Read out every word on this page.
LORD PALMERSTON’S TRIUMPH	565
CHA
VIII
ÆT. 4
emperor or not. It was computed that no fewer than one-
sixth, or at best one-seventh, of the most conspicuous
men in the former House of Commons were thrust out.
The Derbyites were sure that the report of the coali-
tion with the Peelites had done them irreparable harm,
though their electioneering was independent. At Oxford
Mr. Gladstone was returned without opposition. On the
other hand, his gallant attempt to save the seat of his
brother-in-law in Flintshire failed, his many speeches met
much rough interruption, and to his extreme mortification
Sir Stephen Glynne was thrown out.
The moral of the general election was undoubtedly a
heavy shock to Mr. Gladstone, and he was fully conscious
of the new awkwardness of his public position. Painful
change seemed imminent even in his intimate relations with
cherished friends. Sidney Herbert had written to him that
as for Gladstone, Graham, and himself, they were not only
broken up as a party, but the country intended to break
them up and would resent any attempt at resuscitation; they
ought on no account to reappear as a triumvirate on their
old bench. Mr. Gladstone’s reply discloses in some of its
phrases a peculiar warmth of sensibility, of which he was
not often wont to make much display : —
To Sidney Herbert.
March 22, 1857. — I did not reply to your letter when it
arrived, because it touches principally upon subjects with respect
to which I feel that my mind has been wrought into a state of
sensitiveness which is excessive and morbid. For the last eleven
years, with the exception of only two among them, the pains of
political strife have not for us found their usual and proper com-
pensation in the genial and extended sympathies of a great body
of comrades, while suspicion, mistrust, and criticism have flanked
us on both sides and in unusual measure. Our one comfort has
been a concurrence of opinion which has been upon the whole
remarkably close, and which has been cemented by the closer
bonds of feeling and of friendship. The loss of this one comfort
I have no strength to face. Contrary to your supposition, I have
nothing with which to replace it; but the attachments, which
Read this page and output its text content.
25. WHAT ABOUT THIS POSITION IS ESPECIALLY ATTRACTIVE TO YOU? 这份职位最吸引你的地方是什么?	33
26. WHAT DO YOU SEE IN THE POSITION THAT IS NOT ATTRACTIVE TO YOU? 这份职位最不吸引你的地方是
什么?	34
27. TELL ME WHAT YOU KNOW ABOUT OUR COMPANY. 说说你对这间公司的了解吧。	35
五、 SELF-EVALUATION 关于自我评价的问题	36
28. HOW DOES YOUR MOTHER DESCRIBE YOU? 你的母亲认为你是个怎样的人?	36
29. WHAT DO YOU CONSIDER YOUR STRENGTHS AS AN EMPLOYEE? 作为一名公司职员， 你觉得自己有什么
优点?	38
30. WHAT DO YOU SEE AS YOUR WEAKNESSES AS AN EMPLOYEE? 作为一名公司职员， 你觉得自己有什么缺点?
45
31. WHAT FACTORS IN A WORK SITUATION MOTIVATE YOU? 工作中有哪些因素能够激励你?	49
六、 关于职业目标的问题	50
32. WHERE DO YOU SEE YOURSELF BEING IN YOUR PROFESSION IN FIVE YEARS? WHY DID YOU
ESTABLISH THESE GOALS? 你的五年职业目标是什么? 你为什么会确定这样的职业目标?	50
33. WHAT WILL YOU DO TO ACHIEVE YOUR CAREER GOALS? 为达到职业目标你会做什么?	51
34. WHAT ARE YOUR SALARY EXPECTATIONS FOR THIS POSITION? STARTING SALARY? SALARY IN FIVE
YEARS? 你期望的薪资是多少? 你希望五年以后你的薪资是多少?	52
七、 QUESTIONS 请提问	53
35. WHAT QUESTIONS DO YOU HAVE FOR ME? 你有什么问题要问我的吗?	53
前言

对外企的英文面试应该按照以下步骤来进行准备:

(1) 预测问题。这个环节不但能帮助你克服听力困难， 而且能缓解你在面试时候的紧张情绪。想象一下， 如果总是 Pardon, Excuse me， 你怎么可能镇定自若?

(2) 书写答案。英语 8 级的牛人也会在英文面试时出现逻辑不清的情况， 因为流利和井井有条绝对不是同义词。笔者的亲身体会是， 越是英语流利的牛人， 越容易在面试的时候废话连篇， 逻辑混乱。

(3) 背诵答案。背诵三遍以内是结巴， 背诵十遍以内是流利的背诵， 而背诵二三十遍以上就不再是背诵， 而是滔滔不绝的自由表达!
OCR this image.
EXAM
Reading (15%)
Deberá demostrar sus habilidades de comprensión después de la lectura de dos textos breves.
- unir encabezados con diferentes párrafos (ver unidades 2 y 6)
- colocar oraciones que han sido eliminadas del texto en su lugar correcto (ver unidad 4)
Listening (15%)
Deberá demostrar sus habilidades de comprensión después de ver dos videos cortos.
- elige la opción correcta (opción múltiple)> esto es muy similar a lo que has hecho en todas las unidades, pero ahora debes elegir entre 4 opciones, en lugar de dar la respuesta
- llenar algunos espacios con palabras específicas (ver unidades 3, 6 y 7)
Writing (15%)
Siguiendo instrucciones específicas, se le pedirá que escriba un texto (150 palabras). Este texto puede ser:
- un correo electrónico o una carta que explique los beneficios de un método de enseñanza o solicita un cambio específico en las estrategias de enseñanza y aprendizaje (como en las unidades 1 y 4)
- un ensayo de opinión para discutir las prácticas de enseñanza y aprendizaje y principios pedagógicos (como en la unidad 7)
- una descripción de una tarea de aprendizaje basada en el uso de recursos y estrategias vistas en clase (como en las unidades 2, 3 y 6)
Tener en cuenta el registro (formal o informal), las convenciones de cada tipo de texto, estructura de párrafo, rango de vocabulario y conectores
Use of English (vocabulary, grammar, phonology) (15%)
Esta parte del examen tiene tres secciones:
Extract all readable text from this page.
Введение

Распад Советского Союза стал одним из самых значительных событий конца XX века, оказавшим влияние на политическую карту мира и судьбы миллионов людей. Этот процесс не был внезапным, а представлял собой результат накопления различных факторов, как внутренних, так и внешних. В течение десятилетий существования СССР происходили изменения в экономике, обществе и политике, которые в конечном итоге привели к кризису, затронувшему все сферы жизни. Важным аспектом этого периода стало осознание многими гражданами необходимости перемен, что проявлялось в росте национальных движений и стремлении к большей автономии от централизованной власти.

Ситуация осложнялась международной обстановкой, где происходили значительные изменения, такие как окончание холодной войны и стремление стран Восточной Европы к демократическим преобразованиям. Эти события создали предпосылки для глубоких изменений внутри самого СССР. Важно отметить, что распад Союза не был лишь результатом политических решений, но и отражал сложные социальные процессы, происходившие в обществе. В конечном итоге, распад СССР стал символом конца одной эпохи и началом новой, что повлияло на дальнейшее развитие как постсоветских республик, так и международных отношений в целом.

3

__THE REQUEST__. Restate each entry exactly, skipping none.

__THE SOLUTION__.
Read out every word on this page.
LORD PALMERSTON’S TRIUMPH	565
CHA
VIII
ÆT. 4
emperor or not. It was computed that no fewer than one-
sixth, or at best one-seventh, of the most conspicuous
men in the former House of Commons were thrust out.
The Derbyites were sure that the report of the coali-
tion with the Peelites had done them irreparable harm,
though their electioneering was independent. At Oxford
Mr. Gladstone was returned without opposition. On the
other hand, his gallant attempt to save the seat of his
brother-in-law in Flintshire failed, his many speeches met
much rough interruption, and to his extreme mortification
Sir Stephen Glynne was thrown out.
The moral of the general election was undoubtedly a
heavy shock to Mr. Gladstone, and he was fully conscious
of the new awkwardness of his public position. Painful
change seemed imminent even in his intimate relations with
cherished friends. Sidney Herbert had written to him that
as for Gladstone, Graham, and himself, they were not only
broken up as a party, but the country intended to break
them up and would resent any attempt at resuscitation; they
ought on no account to reappear as a triumvirate on their
old bench. Mr. Gladstone’s reply discloses in some of its
phrases a peculiar warmth of sensibility, of which he was
not often wont to make much display : —
To Sidney Herbert.
March 22, 1857. — I did not reply to your letter when it
arrived, because it touches principally upon subjects with respect
to which I feel that my mind has been wrought into a state of
sensitiveness which is excessive and morbid. For the last eleven
years, with the exception of only two among them, the pains of
political strife have not for us found their usual and proper com-
pensation in the genial and extended sympathies of a great body
of comrades, while suspicion, mistrust, and criticism have flanked
us on both sides and in unusual measure. Our one comfort has
been a concurrence of opinion which has been upon the whole
remarkably close, and which has been cemented by the closer
bonds of feeling and of friendship. The loss of this one comfort
I have no strength to face. Contrary to your supposition, I have
nothing with which to replace it; but the attachments, which
Read this page and output its text content.
25. WHAT ABOUT THIS POSITION IS ESPECIALLY ATTRACTIVE TO YOU? 这份职位最吸引你的地方是什么?	33
26. WHAT DO YOU SEE IN THE POSITION THAT IS NOT ATTRACTIVE TO YOU? 这份职位最不吸引你的地方是
什么?	34
27. TELL ME WHAT YOU KNOW ABOUT OUR COMPANY. 说说你对这间公司的了解吧。	35
五、 SELF-EVALUATION 关于自我评价的问题	36
28. HOW DOES YOUR MOTHER DESCRIBE YOU? 你的母亲认为你是个怎样的人?	36
29. WHAT DO YOU CONSIDER YOUR STRENGTHS AS AN EMPLOYEE? 作为一名公司职员， 你觉得自己有什么
优点?	38
30. WHAT DO YOU SEE AS YOUR WEAKNESSES AS AN EMPLOYEE? 作为一名公司职员， 你觉得自己有什么缺点?
45
31. WHAT FACTORS IN A WORK SITUATION MOTIVATE YOU? 工作中有哪些因素能够激励你?	49
六、 关于职业目标的问题	50
32. WHERE DO YOU SEE YOURSELF BEING IN YOUR PROFESSION IN FIVE YEARS? WHY DID YOU
ESTABLISH THESE GOALS? 你的五年职业目标是什么? 你为什么会确定这样的职业目标?	50
33. WHAT WILL YOU DO TO ACHIEVE YOUR CAREER GOALS? 为达到职业目标你会做什么?	51
34. WHAT ARE YOUR SALARY EXPECTATIONS FOR THIS POSITION? STARTING SALARY? SALARY IN FIVE
YEARS? 你期望的薪资是多少? 你希望五年以后你的薪资是多少?	52
七、 QUESTIONS 请提问	53
35. WHAT QUESTIONS DO YOU HAVE FOR ME? 你有什么问题要问我的吗?	53
前言

对外企的英文面试应该按照以下步骤来进行准备:

(1) 预测问题。这个环节不但能帮助你克服听力困难， 而且能缓解你在面试时候的紧张情绪。想象一下， 如果总是 Pardon, Excuse me， 你怎么可能镇定自若?

(2) 书写答案。英语 8 级的牛人也会在英文面试时出现逻辑不清的情况， 因为流利和井井有条绝对不是同义词。笔者的亲身体会是， 越是英语流利的牛人， 越容易在面试的时候废话连篇， 逻辑混乱。

(3) 背诵答案。背诵三遍以内是结巴， 背诵十遍以内是流利的背诵， 而背诵二三十遍以上就不再是背诵， 而是滔滔不绝的自由表达!
OCR this image.
EXAM
Reading (15%)
Deberá demostrar sus habilidades de comprensión después de la lectura de dos textos breves.
- unir encabezados con diferentes párrafos (ver unidades 2 y 6)
- colocar oraciones que han sido eliminadas del texto en su lugar correcto (ver unidad 4)
Listening (15%)
Deberá demostrar sus habilidades de comprensión después de ver dos videos cortos.
- elige la opción correcta (opción múltiple)> esto es muy similar a lo que has hecho en todas las unidades, pero ahora debes elegir entre 4 opciones, en lugar de dar la respuesta
- llenar algunos espacios con palabras específicas (ver unidades 3, 6 y 7)
Writing (15%)
Siguiendo instrucciones específicas, se le pedirá que escriba un texto (150 palabras). Este texto puede ser:
- un correo electrónico o una carta que explique los beneficios de un método de enseñanza o solicita un cambio específico en las estrategias de enseñanza y aprendizaje (como en las unidades 1 y 4)
- un ensayo de opinión para discutir las prácticas de enseñanza y aprendizaje y principios pedagógicos (como en la unidad 7)
- una descripción de una tarea de aprendizaje basada en el uso de recursos y estrategias vistas en clase (como en las unidades 2, 3 y 6)
Tener en cuenta el registro (formal o informal), las convenciones de cada tipo de texto, estructura de párrafo, rango de vocabulario y conectores
Use of English (vocabulary, grammar, phonology) (15%)
Esta parte del examen tiene tres secciones:
Extract all readable text from this page.
Введение

Распад Советского Союза стал одним из самых значительных событий конца XX века, оказавшим влияние на политическую карту мира и судьбы миллионов людей. Этот процесс не был внезапным, а представлял собой результат накопления различных факторов, как внутренних, так и внешних. В течение десятилетий существования СССР происходили изменения в экономике, обществе и политике, которые в конечном итоге привели к кризису, затронувшему все сферы жизни. Важным аспектом этого периода стало осознание многими гражданами необходимости перемен, что проявлялось в росте национальных движений и стремлении к большей автономии от централизованной власти.

Ситуация осложнялась международной обстановкой, где происходили значительные изменения, такие как окончание холодной войны и стремление стран Восточной Европы к демократическим преобразованиям. Эти события создали предпосылки для глубоких изменений внутри самого СССР. Важно отметить, что распад Союза не был лишь результатом политических решений, но и отражал сложные социальные процессы, происходившие в обществе. В конечном итоге, распад СССР стал символом конца одной эпохи и началом новой, что повлияло на дальнейшее развитие как постсоветских республик, так и международных отношений в целом.

3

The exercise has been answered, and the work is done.